WRITTEN EXERCISE.
Each line that holds the word "only" should be returned.

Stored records
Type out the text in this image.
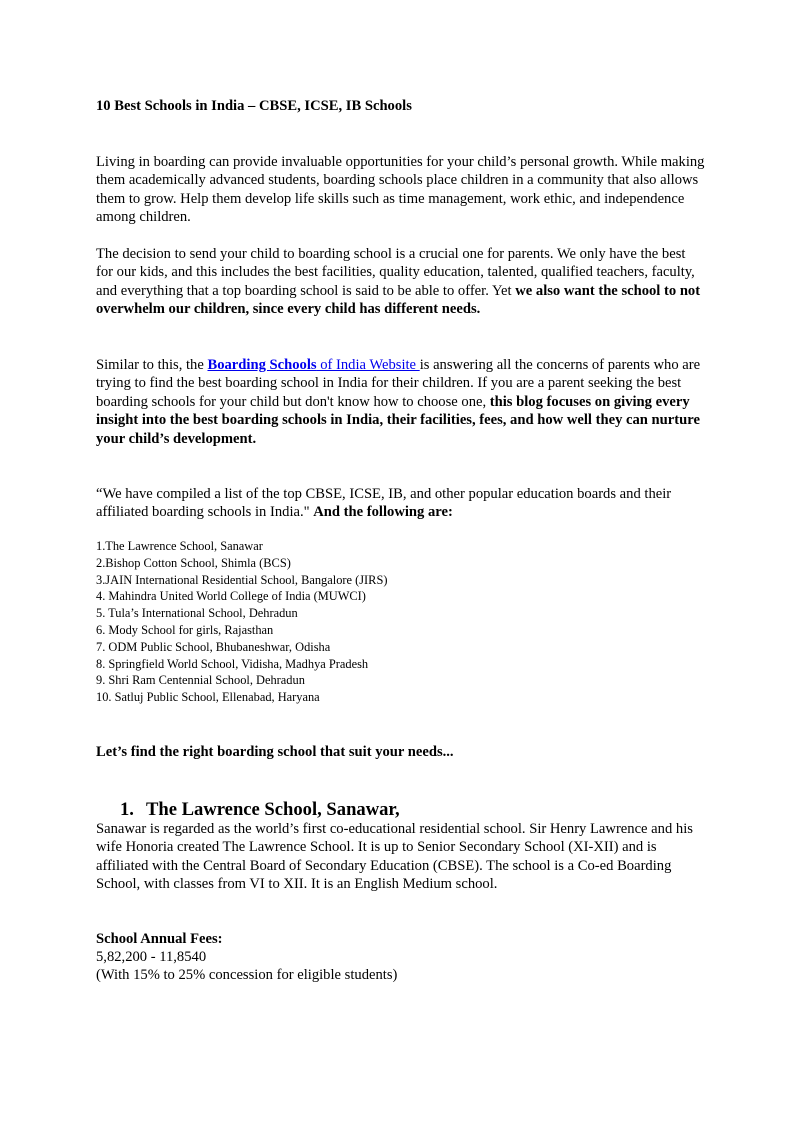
10 Best Schools in India – CBSE, ICSE, IB Schools

Living in boarding can provide invaluable opportunities for your child’s personal growth. While making them academically advanced students, boarding schools place children in a community that also allows them to grow. Help them develop life skills such as time management, work ethic, and independence among children.

The decision to send your child to boarding school is a crucial one for parents. We only have the best for our kids, and this includes the best facilities, quality education, talented, qualified teachers, faculty, and everything that a top boarding school is said to be able to offer. Yet we also want the school to not overwhelm our children, since every child has different needs.

Similar to this, the Boarding Schools of India Website is answering all the concerns of parents who are trying to find the best boarding school in India for their children. If you are a parent seeking the best boarding schools for your child but don't know how to choose one, this blog focuses on giving every insight into the best boarding schools in India, their facilities, fees, and how well they can nurture your child’s development.

“We have compiled a list of the top CBSE, ICSE, IB, and other popular education boards and their affiliated boarding schools in India." And the following are:

1.The Lawrence School, Sanawar
2.Bishop Cotton School, Shimla (BCS)
3.JAIN International Residential School, Bangalore (JIRS)
4. Mahindra United World College of India (MUWCI)
5. Tula’s International School, Dehradun
6. Mody School for girls, Rajasthan
7. ODM Public School, Bhubaneshwar, Odisha
8. Springfield World School, Vidisha, Madhya Pradesh
9. Shri Ram Centennial School, Dehradun
10. Satluj Public School, Ellenabad, Haryana

Let’s find the right boarding school that suit your needs...

1. The Lawrence School, Sanawar,

Sanawar is regarded as the world’s first co-educational residential school. Sir Henry Lawrence and his wife Honoria created The Lawrence School. It is up to Senior Secondary School (XI-XII) and is affiliated with the Central Board of Secondary Education (CBSE). The school is a Co-ed Boarding School, with classes from VI to XII. It is an English Medium school.

School Annual Fees:

5,82,200 - 11,8540

(With 15% to 25% concession for eligible students)
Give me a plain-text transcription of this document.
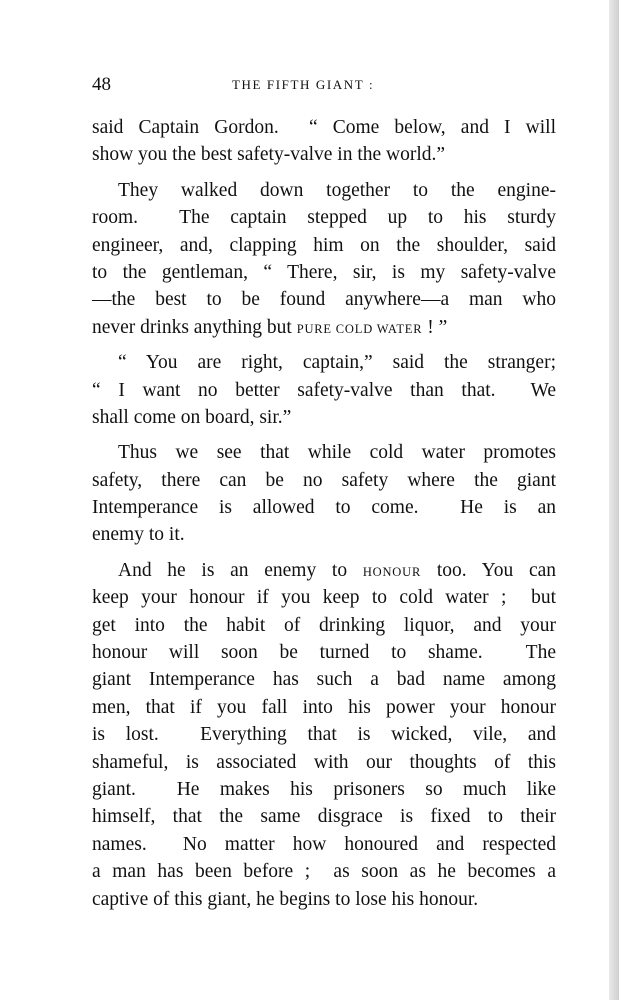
48	THE FIFTH GIANT :
said Captain Gordon.  “ Come below, and I will
show you the best safety-valve in the world.”
They walked down together to the engine-
room.  The captain stepped up to his sturdy
engineer, and, clapping him on the shoulder, said
to the gentleman, “ There, sir, is my safety-valve
—the best to be found anywhere—a man who
never drinks anything but PURE COLD WATER ! ”
“ You are right, captain,” said the stranger;
“ I want no better safety-valve than that.  We
shall come on board, sir.”
Thus we see that while cold water promotes
safety, there can be no safety where the giant
Intemperance is allowed to come.  He is an
enemy to it.
And he is an enemy to HONOUR too. You can
keep your honour if you keep to cold water ;  but
get into the habit of drinking liquor, and your
honour will soon be turned to shame.  The
giant Intemperance has such a bad name among
men, that if you fall into his power your honour
is lost.  Everything that is wicked, vile, and
shameful, is associated with our thoughts of this
giant.  He makes his prisoners so much like
himself, that the same disgrace is fixed to their
names.  No matter how honoured and respected
a man has been before ;  as soon as he becomes a
captive of this giant, he begins to lose his honour.
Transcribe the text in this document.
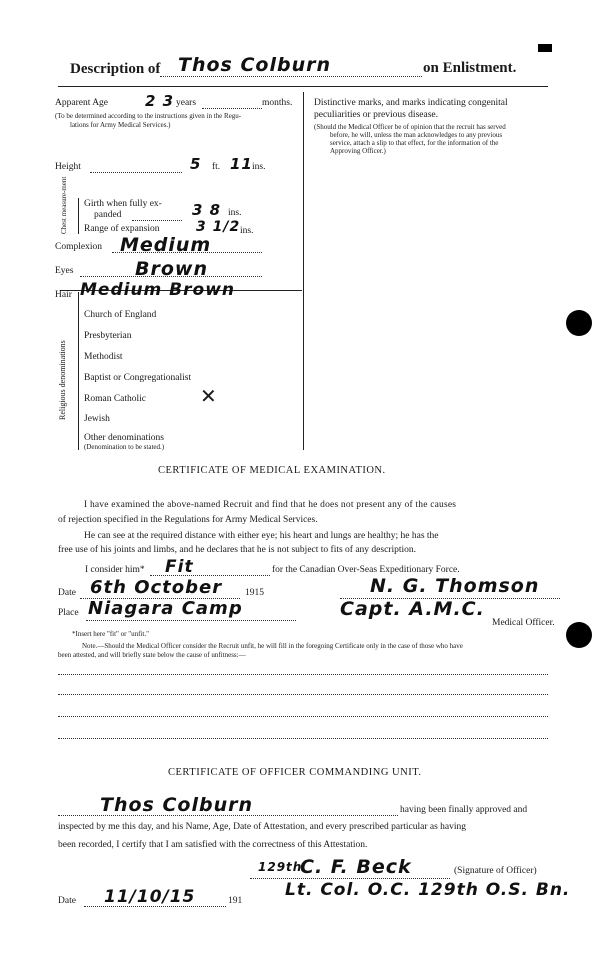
Description of Thos Colburn	on Enlistment.
Apparent Age 2 3 years	months.
(To be determined according to the instructions given in the Regu-
lations for Army Medical Services.)
Height	5 ft. 11 ins.
Chest measure-ment Girth when fully ex-
panded	3 8 ins.
Range of expansion	3 1/2 ins.
Complexion Medium
Eyes	Brown
Hair Medium Brown
Religious denominations
Church of England
Presbyterian
Methodist
Baptist or Congregationalist
Roman Catholic	✕
Jewish
Other denominations
(Denomination to be stated.)
Distinctive marks, and marks indicating congenital
peculiarities or previous disease.
(Should the Medical Officer be of opinion that the recruit has served
before, he will, unless the man acknowledges to any previous
service, attach a slip to that effect, for the information of the
Approving Officer.)
CERTIFICATE OF MEDICAL EXAMINATION.
I have examined the above-named Recruit and find that he does not present any of the causes
of rejection specified in the Regulations for Army Medical Services.
He can see at the required distance with either eye; his heart and lungs are healthy; he has the
free use of his joints and limbs, and he declares that he is not subject to fits of any description.
I consider him* Fit	for the Canadian Over-Seas Expeditionary Force.
Date 6th October 1915	N. G. Thomson
Place Niagara Camp	Capt. A.M.C.
Medical Officer.
*Insert here "fit" or "unfit."
Note.—Should the Medical Officer consider the Recruit unfit, he will fill in the foregoing Certificate only in the case of those who have
been attested, and will briefly state below the cause of unfitness:—
CERTIFICATE OF OFFICER COMMANDING UNIT.
Thos Colburn	having been finally approved and
inspected by me this day, and his Name, Age, Date of Attestation, and every prescribed particular as having
been recorded, I certify that I am satisfied with the correctness of this Attestation.
129th
C. F. Beck	(Signature of Officer)
Date 11/10/15	191
Lt. Col. O.C. 129th O.S. Bn.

SOLUTION FOR THIS EXERCISE.
The decision to send your child to boarding school is a crucial one for parents. We only have the best for our kids, and this includes the best facilities, quality education, talented, qualified teachers, faculty, and everything that a top boarding school is said to be able to offer. Yet we also want the school to not overwhelm our children, since every child has different needs.
Note.—Should the Medical Officer consider the Recruit unfit, he will fill in the foregoing Certificate only in the case of those who have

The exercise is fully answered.